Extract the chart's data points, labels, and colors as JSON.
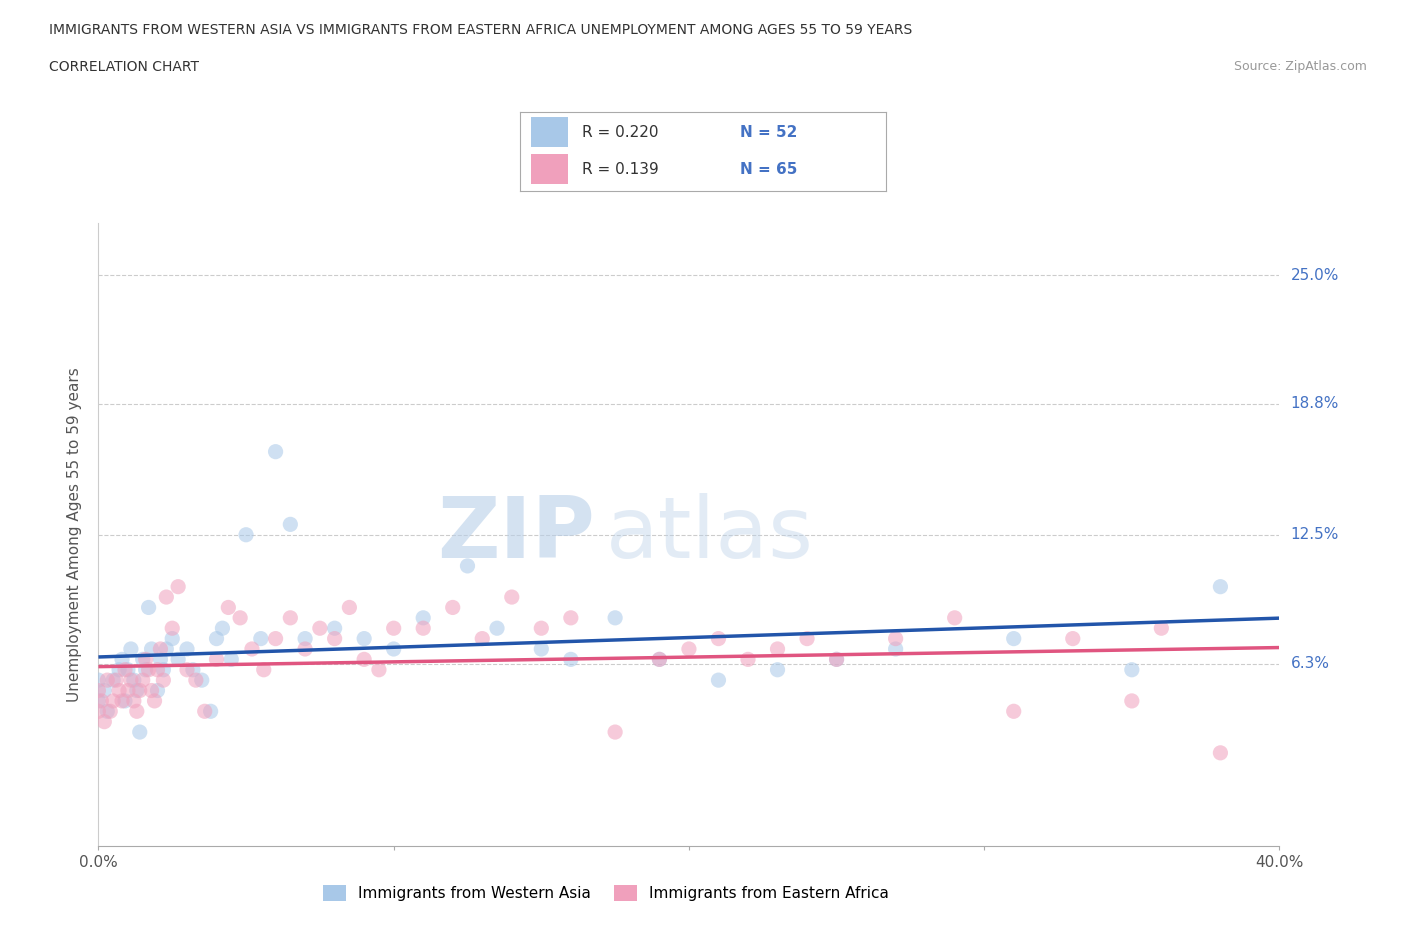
{
  "title_line1": "IMMIGRANTS FROM WESTERN ASIA VS IMMIGRANTS FROM EASTERN AFRICA UNEMPLOYMENT AMONG AGES 55 TO 59 YEARS",
  "title_line2": "CORRELATION CHART",
  "source_text": "Source: ZipAtlas.com",
  "watermark_zip": "ZIP",
  "watermark_atlas": "atlas",
  "xlabel": "",
  "ylabel": "Unemployment Among Ages 55 to 59 years",
  "xlim": [
    0.0,
    0.4
  ],
  "ylim": [
    -0.025,
    0.275
  ],
  "ytick_vals": [
    0.063,
    0.125,
    0.188,
    0.25
  ],
  "ytick_labels": [
    "6.3%",
    "12.5%",
    "18.8%",
    "25.0%"
  ],
  "series1_name": "Immigrants from Western Asia",
  "series1_color": "#a8c8e8",
  "series1_line_color": "#2255aa",
  "series1_R": 0.22,
  "series1_N": 52,
  "series1_x": [
    0.0,
    0.0,
    0.002,
    0.003,
    0.005,
    0.007,
    0.008,
    0.009,
    0.01,
    0.011,
    0.012,
    0.013,
    0.014,
    0.015,
    0.016,
    0.017,
    0.018,
    0.02,
    0.021,
    0.022,
    0.023,
    0.025,
    0.027,
    0.03,
    0.032,
    0.035,
    0.038,
    0.04,
    0.042,
    0.045,
    0.05,
    0.055,
    0.06,
    0.065,
    0.07,
    0.08,
    0.09,
    0.1,
    0.11,
    0.125,
    0.135,
    0.15,
    0.16,
    0.175,
    0.19,
    0.21,
    0.23,
    0.25,
    0.27,
    0.31,
    0.35,
    0.38
  ],
  "series1_y": [
    0.045,
    0.055,
    0.05,
    0.04,
    0.055,
    0.06,
    0.065,
    0.045,
    0.06,
    0.07,
    0.055,
    0.05,
    0.03,
    0.065,
    0.06,
    0.09,
    0.07,
    0.05,
    0.065,
    0.06,
    0.07,
    0.075,
    0.065,
    0.07,
    0.06,
    0.055,
    0.04,
    0.075,
    0.08,
    0.065,
    0.125,
    0.075,
    0.165,
    0.13,
    0.075,
    0.08,
    0.075,
    0.07,
    0.085,
    0.11,
    0.08,
    0.07,
    0.065,
    0.085,
    0.065,
    0.055,
    0.06,
    0.065,
    0.07,
    0.075,
    0.06,
    0.1
  ],
  "series2_name": "Immigrants from Eastern Africa",
  "series2_color": "#f0a0bc",
  "series2_line_color": "#e05580",
  "series2_R": 0.139,
  "series2_N": 65,
  "series2_x": [
    0.0,
    0.0,
    0.001,
    0.002,
    0.003,
    0.004,
    0.005,
    0.006,
    0.007,
    0.008,
    0.009,
    0.01,
    0.011,
    0.012,
    0.013,
    0.014,
    0.015,
    0.016,
    0.017,
    0.018,
    0.019,
    0.02,
    0.021,
    0.022,
    0.023,
    0.025,
    0.027,
    0.03,
    0.033,
    0.036,
    0.04,
    0.044,
    0.048,
    0.052,
    0.056,
    0.06,
    0.065,
    0.07,
    0.075,
    0.08,
    0.085,
    0.09,
    0.095,
    0.1,
    0.11,
    0.12,
    0.13,
    0.14,
    0.15,
    0.16,
    0.175,
    0.19,
    0.2,
    0.21,
    0.22,
    0.23,
    0.24,
    0.25,
    0.27,
    0.29,
    0.31,
    0.33,
    0.35,
    0.36,
    0.38
  ],
  "series2_y": [
    0.04,
    0.05,
    0.045,
    0.035,
    0.055,
    0.04,
    0.045,
    0.055,
    0.05,
    0.045,
    0.06,
    0.05,
    0.055,
    0.045,
    0.04,
    0.05,
    0.055,
    0.065,
    0.06,
    0.05,
    0.045,
    0.06,
    0.07,
    0.055,
    0.095,
    0.08,
    0.1,
    0.06,
    0.055,
    0.04,
    0.065,
    0.09,
    0.085,
    0.07,
    0.06,
    0.075,
    0.085,
    0.07,
    0.08,
    0.075,
    0.09,
    0.065,
    0.06,
    0.08,
    0.08,
    0.09,
    0.075,
    0.095,
    0.08,
    0.085,
    0.03,
    0.065,
    0.07,
    0.075,
    0.065,
    0.07,
    0.075,
    0.065,
    0.075,
    0.085,
    0.04,
    0.075,
    0.045,
    0.08,
    0.02
  ],
  "grid_color": "#cccccc",
  "background_color": "#ffffff",
  "text_color_blue": "#4472c4",
  "scatter_size": 120,
  "scatter_alpha": 0.55,
  "regression_lw": 2.5
}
******************************
Set task: Without the pictures, copy the material exactly as given.

Task response:
Extract the chart's data points, labels, and colors as JSON.
{
  "title_line1": "IMMIGRANTS FROM WESTERN ASIA VS IMMIGRANTS FROM EASTERN AFRICA UNEMPLOYMENT AMONG AGES 55 TO 59 YEARS",
  "title_line2": "CORRELATION CHART",
  "source_text": "Source: ZipAtlas.com",
  "watermark_zip": "ZIP",
  "watermark_atlas": "atlas",
  "xlabel": "",
  "ylabel": "Unemployment Among Ages 55 to 59 years",
  "xlim": [
    0.0,
    0.4
  ],
  "ylim": [
    -0.025,
    0.275
  ],
  "ytick_vals": [
    0.063,
    0.125,
    0.188,
    0.25
  ],
  "ytick_labels": [
    "6.3%",
    "12.5%",
    "18.8%",
    "25.0%"
  ],
  "series1_name": "Immigrants from Western Asia",
  "series1_color": "#a8c8e8",
  "series1_line_color": "#2255aa",
  "series1_R": 0.22,
  "series1_N": 52,
  "series1_x": [
    0.0,
    0.0,
    0.002,
    0.003,
    0.005,
    0.007,
    0.008,
    0.009,
    0.01,
    0.011,
    0.012,
    0.013,
    0.014,
    0.015,
    0.016,
    0.017,
    0.018,
    0.02,
    0.021,
    0.022,
    0.023,
    0.025,
    0.027,
    0.03,
    0.032,
    0.035,
    0.038,
    0.04,
    0.042,
    0.045,
    0.05,
    0.055,
    0.06,
    0.065,
    0.07,
    0.08,
    0.09,
    0.1,
    0.11,
    0.125,
    0.135,
    0.15,
    0.16,
    0.175,
    0.19,
    0.21,
    0.23,
    0.25,
    0.27,
    0.31,
    0.35,
    0.38
  ],
  "series1_y": [
    0.045,
    0.055,
    0.05,
    0.04,
    0.055,
    0.06,
    0.065,
    0.045,
    0.06,
    0.07,
    0.055,
    0.05,
    0.03,
    0.065,
    0.06,
    0.09,
    0.07,
    0.05,
    0.065,
    0.06,
    0.07,
    0.075,
    0.065,
    0.07,
    0.06,
    0.055,
    0.04,
    0.075,
    0.08,
    0.065,
    0.125,
    0.075,
    0.165,
    0.13,
    0.075,
    0.08,
    0.075,
    0.07,
    0.085,
    0.11,
    0.08,
    0.07,
    0.065,
    0.085,
    0.065,
    0.055,
    0.06,
    0.065,
    0.07,
    0.075,
    0.06,
    0.1
  ],
  "series2_name": "Immigrants from Eastern Africa",
  "series2_color": "#f0a0bc",
  "series2_line_color": "#e05580",
  "series2_R": 0.139,
  "series2_N": 65,
  "series2_x": [
    0.0,
    0.0,
    0.001,
    0.002,
    0.003,
    0.004,
    0.005,
    0.006,
    0.007,
    0.008,
    0.009,
    0.01,
    0.011,
    0.012,
    0.013,
    0.014,
    0.015,
    0.016,
    0.017,
    0.018,
    0.019,
    0.02,
    0.021,
    0.022,
    0.023,
    0.025,
    0.027,
    0.03,
    0.033,
    0.036,
    0.04,
    0.044,
    0.048,
    0.052,
    0.056,
    0.06,
    0.065,
    0.07,
    0.075,
    0.08,
    0.085,
    0.09,
    0.095,
    0.1,
    0.11,
    0.12,
    0.13,
    0.14,
    0.15,
    0.16,
    0.175,
    0.19,
    0.2,
    0.21,
    0.22,
    0.23,
    0.24,
    0.25,
    0.27,
    0.29,
    0.31,
    0.33,
    0.35,
    0.36,
    0.38
  ],
  "series2_y": [
    0.04,
    0.05,
    0.045,
    0.035,
    0.055,
    0.04,
    0.045,
    0.055,
    0.05,
    0.045,
    0.06,
    0.05,
    0.055,
    0.045,
    0.04,
    0.05,
    0.055,
    0.065,
    0.06,
    0.05,
    0.045,
    0.06,
    0.07,
    0.055,
    0.095,
    0.08,
    0.1,
    0.06,
    0.055,
    0.04,
    0.065,
    0.09,
    0.085,
    0.07,
    0.06,
    0.075,
    0.085,
    0.07,
    0.08,
    0.075,
    0.09,
    0.065,
    0.06,
    0.08,
    0.08,
    0.09,
    0.075,
    0.095,
    0.08,
    0.085,
    0.03,
    0.065,
    0.07,
    0.075,
    0.065,
    0.07,
    0.075,
    0.065,
    0.075,
    0.085,
    0.04,
    0.075,
    0.045,
    0.08,
    0.02
  ],
  "grid_color": "#cccccc",
  "background_color": "#ffffff",
  "text_color_blue": "#4472c4",
  "scatter_size": 120,
  "scatter_alpha": 0.55,
  "regression_lw": 2.5
}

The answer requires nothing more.